What you will do: From the records below, pull each line that has "brush".

[start]

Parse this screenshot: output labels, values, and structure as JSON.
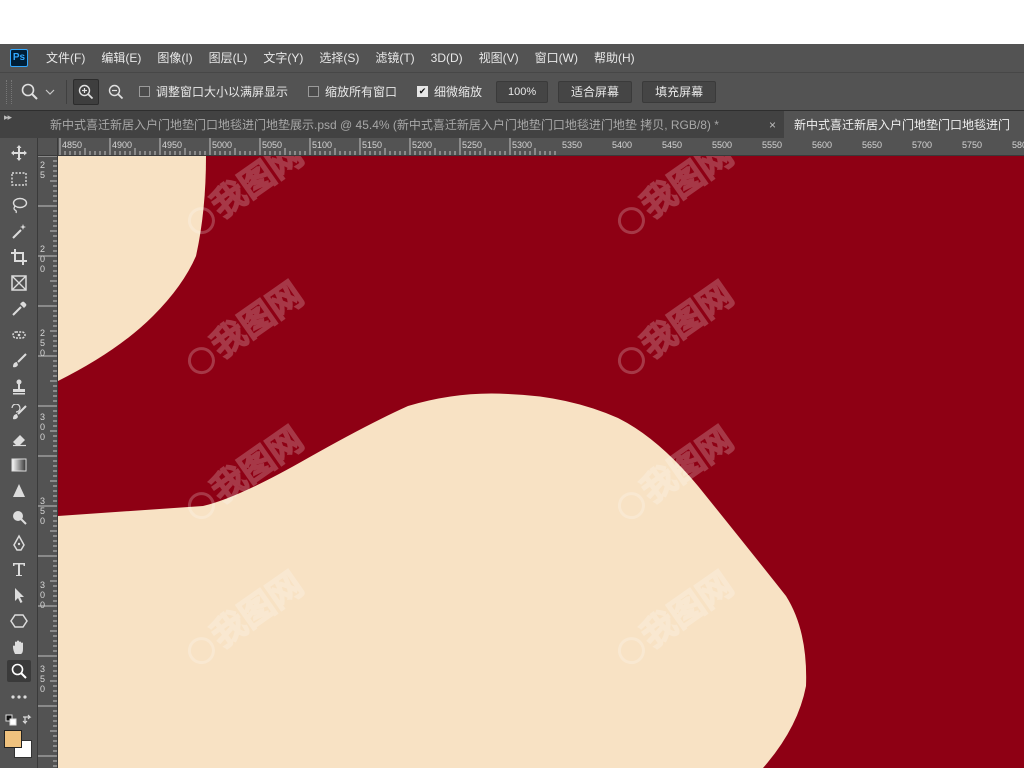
{
  "app": {
    "logo_text": "Ps"
  },
  "menu": [
    "文件(F)",
    "编辑(E)",
    "图像(I)",
    "图层(L)",
    "文字(Y)",
    "选择(S)",
    "滤镜(T)",
    "3D(D)",
    "视图(V)",
    "窗口(W)",
    "帮助(H)"
  ],
  "options": {
    "resize_windows_label": "调整窗口大小以满屏显示",
    "resize_windows_checked": false,
    "zoom_all_label": "缩放所有窗口",
    "zoom_all_checked": false,
    "scrubby_zoom_label": "细微缩放",
    "scrubby_zoom_checked": true,
    "percent": "100%",
    "fit_screen_label": "适合屏幕",
    "fill_screen_label": "填充屏幕"
  },
  "tabs": [
    {
      "title": "新中式喜迁新居入户门地垫门口地毯进门地垫展示.psd @ 45.4% (新中式喜迁新居入户门地垫门口地毯进门地垫 拷贝, RGB/8) *",
      "active": false,
      "close": "×"
    },
    {
      "title": "新中式喜迁新居入户门地垫门口地毯进门",
      "active": true
    }
  ],
  "ruler_top": [
    "4850",
    "4900",
    "4950",
    "5000",
    "5050",
    "5100",
    "5150",
    "5200",
    "5250",
    "5300",
    "5350",
    "5400",
    "5450",
    "5500",
    "5550",
    "5600",
    "5650",
    "5700",
    "5750",
    "580"
  ],
  "ruler_left": [
    [
      "2",
      "5"
    ],
    [
      "2",
      "0",
      "0"
    ],
    [
      "2",
      "5",
      "0"
    ],
    [
      "3",
      "0",
      "0"
    ],
    [
      "3",
      "5",
      "0"
    ],
    [
      "3",
      "0",
      "0"
    ],
    [
      "3",
      "5",
      "0"
    ]
  ],
  "tools": [
    "move-tool",
    "marquee-tool",
    "lasso-tool",
    "magic-wand-tool",
    "crop-tool",
    "frame-tool",
    "eyedropper-tool",
    "healing-brush-tool",
    "brush-tool",
    "clone-stamp-tool",
    "history-brush-tool",
    "eraser-tool",
    "gradient-tool",
    "blur-tool",
    "dodge-tool",
    "pen-tool",
    "type-tool",
    "path-selection-tool",
    "shape-tool",
    "hand-tool",
    "zoom-tool",
    "more-tools"
  ],
  "active_tool": "zoom-tool",
  "colors": {
    "canvas_red": "#8e0014",
    "shape_cream": "#f8e2c4",
    "foreground": "#f0c27e",
    "background": "#ffffff",
    "ui_panel": "#535353",
    "ui_dark": "#424242"
  },
  "watermark_text": "我图网"
}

[end]

Task output:
    "healing-brush-tool",
    "brush-tool",
    "history-brush-tool",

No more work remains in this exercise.